Exercise directions: What lines of the data include the string "Trông"? Copy them all.
------------------------------------------------
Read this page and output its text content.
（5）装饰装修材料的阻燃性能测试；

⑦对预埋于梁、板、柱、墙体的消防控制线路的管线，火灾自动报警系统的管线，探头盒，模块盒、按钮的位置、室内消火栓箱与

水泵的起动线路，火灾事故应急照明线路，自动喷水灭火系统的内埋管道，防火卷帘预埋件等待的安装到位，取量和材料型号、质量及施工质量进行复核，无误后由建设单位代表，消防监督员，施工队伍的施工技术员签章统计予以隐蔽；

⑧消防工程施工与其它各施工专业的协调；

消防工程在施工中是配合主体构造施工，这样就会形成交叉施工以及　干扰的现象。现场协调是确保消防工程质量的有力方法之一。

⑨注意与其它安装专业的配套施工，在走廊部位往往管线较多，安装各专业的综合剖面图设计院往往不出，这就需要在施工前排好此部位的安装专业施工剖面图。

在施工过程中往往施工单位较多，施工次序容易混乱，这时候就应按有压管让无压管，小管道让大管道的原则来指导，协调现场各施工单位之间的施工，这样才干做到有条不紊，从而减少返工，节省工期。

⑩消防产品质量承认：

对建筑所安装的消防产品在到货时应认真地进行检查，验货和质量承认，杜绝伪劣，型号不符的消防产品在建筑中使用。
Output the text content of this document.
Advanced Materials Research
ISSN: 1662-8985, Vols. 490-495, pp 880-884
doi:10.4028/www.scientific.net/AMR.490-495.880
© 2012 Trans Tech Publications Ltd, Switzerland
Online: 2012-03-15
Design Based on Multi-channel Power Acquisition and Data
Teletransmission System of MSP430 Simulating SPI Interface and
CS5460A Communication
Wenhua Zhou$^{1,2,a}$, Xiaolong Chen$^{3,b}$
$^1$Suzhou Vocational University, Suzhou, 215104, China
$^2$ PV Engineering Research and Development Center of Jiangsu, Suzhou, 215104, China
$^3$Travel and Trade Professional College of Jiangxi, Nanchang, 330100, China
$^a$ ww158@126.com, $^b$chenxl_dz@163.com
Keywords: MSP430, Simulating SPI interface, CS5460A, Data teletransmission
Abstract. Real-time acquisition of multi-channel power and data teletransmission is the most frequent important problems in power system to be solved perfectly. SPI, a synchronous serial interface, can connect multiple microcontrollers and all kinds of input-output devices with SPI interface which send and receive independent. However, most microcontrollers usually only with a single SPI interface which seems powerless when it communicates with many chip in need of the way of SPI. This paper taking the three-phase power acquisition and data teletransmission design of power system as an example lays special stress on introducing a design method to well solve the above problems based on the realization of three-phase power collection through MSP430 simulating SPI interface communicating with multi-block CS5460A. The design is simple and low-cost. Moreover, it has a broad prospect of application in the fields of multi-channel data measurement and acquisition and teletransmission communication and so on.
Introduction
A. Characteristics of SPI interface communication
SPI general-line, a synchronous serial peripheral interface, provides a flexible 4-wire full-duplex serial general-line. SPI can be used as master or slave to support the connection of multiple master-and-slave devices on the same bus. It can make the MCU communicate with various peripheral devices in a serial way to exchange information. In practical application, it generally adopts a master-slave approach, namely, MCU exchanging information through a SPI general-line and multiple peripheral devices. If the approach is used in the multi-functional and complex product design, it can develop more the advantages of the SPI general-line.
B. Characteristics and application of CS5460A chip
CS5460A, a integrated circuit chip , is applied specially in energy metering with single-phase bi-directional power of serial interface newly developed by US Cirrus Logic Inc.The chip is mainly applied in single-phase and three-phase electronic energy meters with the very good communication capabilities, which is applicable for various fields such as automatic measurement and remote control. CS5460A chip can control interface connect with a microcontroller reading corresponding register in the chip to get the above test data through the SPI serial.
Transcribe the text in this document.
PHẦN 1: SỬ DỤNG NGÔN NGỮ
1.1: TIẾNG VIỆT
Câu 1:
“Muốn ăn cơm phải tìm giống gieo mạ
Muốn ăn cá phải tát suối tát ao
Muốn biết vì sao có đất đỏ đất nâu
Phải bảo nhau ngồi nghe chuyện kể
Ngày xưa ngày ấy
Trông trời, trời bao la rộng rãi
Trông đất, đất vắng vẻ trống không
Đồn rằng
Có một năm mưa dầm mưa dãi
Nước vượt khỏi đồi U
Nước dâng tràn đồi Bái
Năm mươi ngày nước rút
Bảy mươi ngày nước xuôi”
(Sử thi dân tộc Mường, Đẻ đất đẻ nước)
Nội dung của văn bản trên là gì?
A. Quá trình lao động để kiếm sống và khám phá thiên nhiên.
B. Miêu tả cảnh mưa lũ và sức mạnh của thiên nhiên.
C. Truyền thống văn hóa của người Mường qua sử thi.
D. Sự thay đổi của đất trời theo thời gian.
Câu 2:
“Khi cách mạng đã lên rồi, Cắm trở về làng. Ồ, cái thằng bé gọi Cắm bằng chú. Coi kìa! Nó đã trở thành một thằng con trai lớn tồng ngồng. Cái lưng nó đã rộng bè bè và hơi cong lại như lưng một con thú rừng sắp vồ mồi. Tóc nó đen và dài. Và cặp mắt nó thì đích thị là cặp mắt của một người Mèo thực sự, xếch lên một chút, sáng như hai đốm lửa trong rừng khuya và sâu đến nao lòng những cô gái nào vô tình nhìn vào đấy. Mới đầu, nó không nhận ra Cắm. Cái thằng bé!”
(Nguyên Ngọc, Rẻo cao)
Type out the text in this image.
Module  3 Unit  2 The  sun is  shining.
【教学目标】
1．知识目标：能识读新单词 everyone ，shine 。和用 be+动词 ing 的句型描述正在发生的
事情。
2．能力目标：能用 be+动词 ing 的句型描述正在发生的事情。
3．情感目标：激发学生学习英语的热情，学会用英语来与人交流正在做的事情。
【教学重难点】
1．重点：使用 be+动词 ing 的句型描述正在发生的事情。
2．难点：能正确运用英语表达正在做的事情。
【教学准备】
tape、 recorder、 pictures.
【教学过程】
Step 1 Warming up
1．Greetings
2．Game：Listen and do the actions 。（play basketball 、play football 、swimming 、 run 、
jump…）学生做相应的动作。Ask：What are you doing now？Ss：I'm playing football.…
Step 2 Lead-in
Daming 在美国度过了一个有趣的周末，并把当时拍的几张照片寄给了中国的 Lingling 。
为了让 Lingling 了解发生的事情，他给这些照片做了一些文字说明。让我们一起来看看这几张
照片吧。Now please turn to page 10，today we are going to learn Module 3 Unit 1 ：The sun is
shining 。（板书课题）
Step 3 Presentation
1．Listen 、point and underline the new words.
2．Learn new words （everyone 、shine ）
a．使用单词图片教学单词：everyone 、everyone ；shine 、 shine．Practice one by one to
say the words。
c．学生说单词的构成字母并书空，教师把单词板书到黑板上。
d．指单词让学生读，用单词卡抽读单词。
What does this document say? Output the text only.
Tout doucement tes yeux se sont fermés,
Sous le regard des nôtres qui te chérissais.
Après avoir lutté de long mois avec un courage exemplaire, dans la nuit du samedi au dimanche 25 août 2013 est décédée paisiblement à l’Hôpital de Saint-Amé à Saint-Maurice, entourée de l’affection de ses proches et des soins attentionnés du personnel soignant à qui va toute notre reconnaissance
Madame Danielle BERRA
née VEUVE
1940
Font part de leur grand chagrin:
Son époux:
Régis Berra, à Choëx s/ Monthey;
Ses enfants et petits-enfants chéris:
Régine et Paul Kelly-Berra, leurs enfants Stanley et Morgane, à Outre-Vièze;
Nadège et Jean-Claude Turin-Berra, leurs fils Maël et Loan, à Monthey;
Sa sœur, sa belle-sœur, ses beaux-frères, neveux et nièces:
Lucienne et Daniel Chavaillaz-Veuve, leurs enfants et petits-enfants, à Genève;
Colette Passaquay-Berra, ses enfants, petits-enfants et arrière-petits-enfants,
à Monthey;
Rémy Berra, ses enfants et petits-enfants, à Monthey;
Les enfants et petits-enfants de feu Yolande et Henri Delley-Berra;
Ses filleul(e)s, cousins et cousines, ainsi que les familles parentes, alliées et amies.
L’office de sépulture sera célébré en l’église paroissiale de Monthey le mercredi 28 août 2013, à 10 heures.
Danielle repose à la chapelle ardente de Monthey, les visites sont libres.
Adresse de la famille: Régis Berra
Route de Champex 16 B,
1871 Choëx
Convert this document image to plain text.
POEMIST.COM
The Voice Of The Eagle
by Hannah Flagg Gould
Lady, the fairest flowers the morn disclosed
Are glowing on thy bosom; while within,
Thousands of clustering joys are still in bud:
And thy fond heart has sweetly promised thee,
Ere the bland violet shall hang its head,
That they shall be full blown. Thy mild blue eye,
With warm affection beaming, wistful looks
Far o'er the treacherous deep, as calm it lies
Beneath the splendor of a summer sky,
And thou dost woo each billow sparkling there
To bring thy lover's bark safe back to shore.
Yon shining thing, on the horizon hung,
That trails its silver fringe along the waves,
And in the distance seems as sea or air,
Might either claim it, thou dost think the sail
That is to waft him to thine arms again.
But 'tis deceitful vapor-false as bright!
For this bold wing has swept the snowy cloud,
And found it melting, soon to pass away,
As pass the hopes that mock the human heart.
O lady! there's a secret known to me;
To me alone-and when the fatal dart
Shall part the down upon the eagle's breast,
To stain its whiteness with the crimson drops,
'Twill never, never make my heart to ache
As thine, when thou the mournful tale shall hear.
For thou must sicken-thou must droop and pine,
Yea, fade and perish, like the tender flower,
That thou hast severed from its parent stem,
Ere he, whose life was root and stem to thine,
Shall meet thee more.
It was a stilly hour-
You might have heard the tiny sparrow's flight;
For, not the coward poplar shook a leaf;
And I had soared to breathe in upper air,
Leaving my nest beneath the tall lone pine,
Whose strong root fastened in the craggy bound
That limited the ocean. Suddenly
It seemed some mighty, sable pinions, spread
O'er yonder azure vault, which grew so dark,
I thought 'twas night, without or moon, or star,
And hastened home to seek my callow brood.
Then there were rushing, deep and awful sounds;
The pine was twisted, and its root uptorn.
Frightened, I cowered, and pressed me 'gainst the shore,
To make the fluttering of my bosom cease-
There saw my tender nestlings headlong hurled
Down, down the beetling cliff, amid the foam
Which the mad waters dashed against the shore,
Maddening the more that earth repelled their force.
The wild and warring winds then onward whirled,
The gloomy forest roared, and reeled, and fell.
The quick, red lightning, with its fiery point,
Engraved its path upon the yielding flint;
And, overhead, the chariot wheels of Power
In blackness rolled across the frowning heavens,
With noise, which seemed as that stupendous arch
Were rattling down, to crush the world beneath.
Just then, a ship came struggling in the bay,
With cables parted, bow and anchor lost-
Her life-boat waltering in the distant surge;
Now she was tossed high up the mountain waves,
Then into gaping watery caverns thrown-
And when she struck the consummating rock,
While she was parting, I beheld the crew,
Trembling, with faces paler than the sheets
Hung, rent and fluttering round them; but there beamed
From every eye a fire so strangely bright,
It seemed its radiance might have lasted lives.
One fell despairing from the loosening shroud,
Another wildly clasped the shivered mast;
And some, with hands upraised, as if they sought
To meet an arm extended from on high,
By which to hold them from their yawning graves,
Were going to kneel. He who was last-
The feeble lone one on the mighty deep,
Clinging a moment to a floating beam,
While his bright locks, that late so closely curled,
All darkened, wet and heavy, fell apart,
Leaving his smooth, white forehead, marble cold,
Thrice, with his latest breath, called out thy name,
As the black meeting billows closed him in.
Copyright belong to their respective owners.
------------------------------------------------
Problem solution:
Trông trời, trời bao la rộng rãi
Trông đất, đất vắng vẻ trống không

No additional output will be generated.